[Data entries]
-- Opening Marker --

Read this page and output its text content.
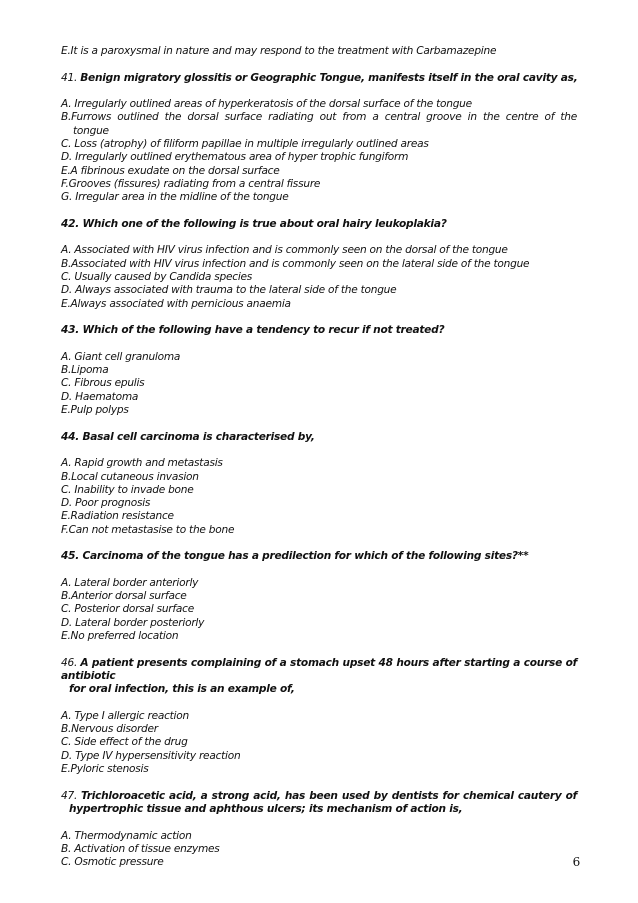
E.It is a paroxysmal in nature and may respond to the treatment with Carbamazepine
41. Benign migratory glossitis or Geographic Tongue, manifests itself in the oral cavity as,
A. Irregularly outlined areas of hyperkeratosis of the dorsal surface of the tongue
B.Furrows outlined the dorsal surface radiating out from a central groove in the centre of the
tongue
C. Loss (atrophy) of filiform papillae in multiple irregularly outlined areas
D. Irregularly outlined erythematous area of hyper trophic fungiform
E.A fibrinous exudate on the dorsal surface
F.Grooves (fissures) radiating from a central fissure
G. Irregular area in the midline of the tongue
42. Which one of the following is true about oral hairy leukoplakia?
A. Associated with HIV virus infection and is commonly seen on the dorsal of the tongue
B.Associated with HIV virus infection and is commonly seen on the lateral side of the tongue
C. Usually caused by Candida species
D. Always associated with trauma to the lateral side of the tongue
E.Always associated with pernicious anaemia
43. Which of the following have a tendency to recur if not treated?
A. Giant cell granuloma
B.Lipoma
C. Fibrous epulis
D. Haematoma
E.Pulp polyps
44. Basal cell carcinoma is characterised by,
A. Rapid growth and metastasis
B.Local cutaneous invasion
C. Inability to invade bone
D. Poor prognosis
E.Radiation resistance
F.Can not metastasise to the bone
45. Carcinoma of the tongue has a predilection for which of the following sites?**
A. Lateral border anteriorly
B.Anterior dorsal surface
C. Posterior dorsal surface
D. Lateral border posteriorly
E.No preferred location
46. A patient presents complaining of a stomach upset 48 hours after starting a course of antibiotic
for oral infection, this is an example of,
A. Type I allergic reaction
B.Nervous disorder
C. Side effect of the drug
D. Type IV hypersensitivity reaction
E.Pyloric stenosis
47. Trichloroacetic acid, a strong acid, has been used by dentists for chemical cautery of
hypertrophic tissue and aphthous ulcers; its mechanism of action is,
A. Thermodynamic action
B. Activation of tissue enzymes
C. Osmotic pressure	6
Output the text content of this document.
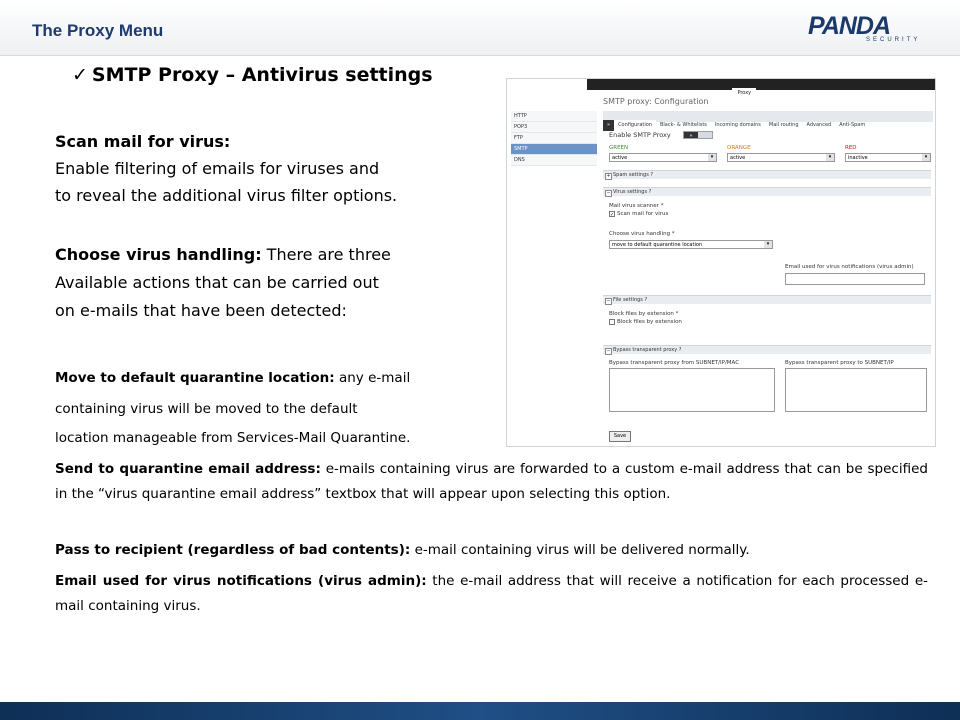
The Proxy Menu	PANDA
SECURITY
✓ SMTP Proxy – Antivirus settings
Scan mail for virus:
Enable filtering of emails for viruses and
to reveal the additional virus filter options.
Choose virus handling: There are three
Available actions that can be carried out
on e-mails that have been detected:
Move to default quarantine location: any e-mail
containing virus will be moved to the default
location manageable from Services-Mail Quarantine.
Send to quarantine email address: e-mails containing virus are forwarded to a custom e-mail address that can be specified in the “virus quarantine email address” textbox that will appear upon selecting this option.
Pass to recipient (regardless of bad contents): e-mail containing virus will be delivered normally.
Email used for virus notifications (virus admin): the e-mail address that will receive a notification for each processed e-mail containing virus.
System Status Network Services Firewall Proxy VPN Hotspot Logs
SMTP proxy: Configuration
HTTP
POP3
FTP
SMTP
DNS
» Configuration Black- & Whitelists Incoming domains Mail routing Advanced Anti-Spam
Enable SMTP Proxy	»
GREEN
active	▾
ORANGE
active	▾
RED
inactive	▾
+ Spam settings ?
− Virus settings ?
Mail virus scanner *
✓ Scan mail for virus
Choose virus handling *
move to default quarantine location	▾
Email used for virus notifications (virus admin)
− File settings ?
Block files by extension *
Block files by extension
− Bypass transparent proxy ?
Bypass transparent proxy from SUBNET/IP/MAC	Bypass transparent proxy to SUBNET/IP
Save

-- Closing Marker --

TASK TO CARRY OUT
Among the lines of the data, find every one that holds "transparent" and copy it.

TASK OUTPUT
− Bypass transparent proxy ?
Bypass transparent proxy from SUBNET/IP/MAC	Bypass transparent proxy to SUBNET/IP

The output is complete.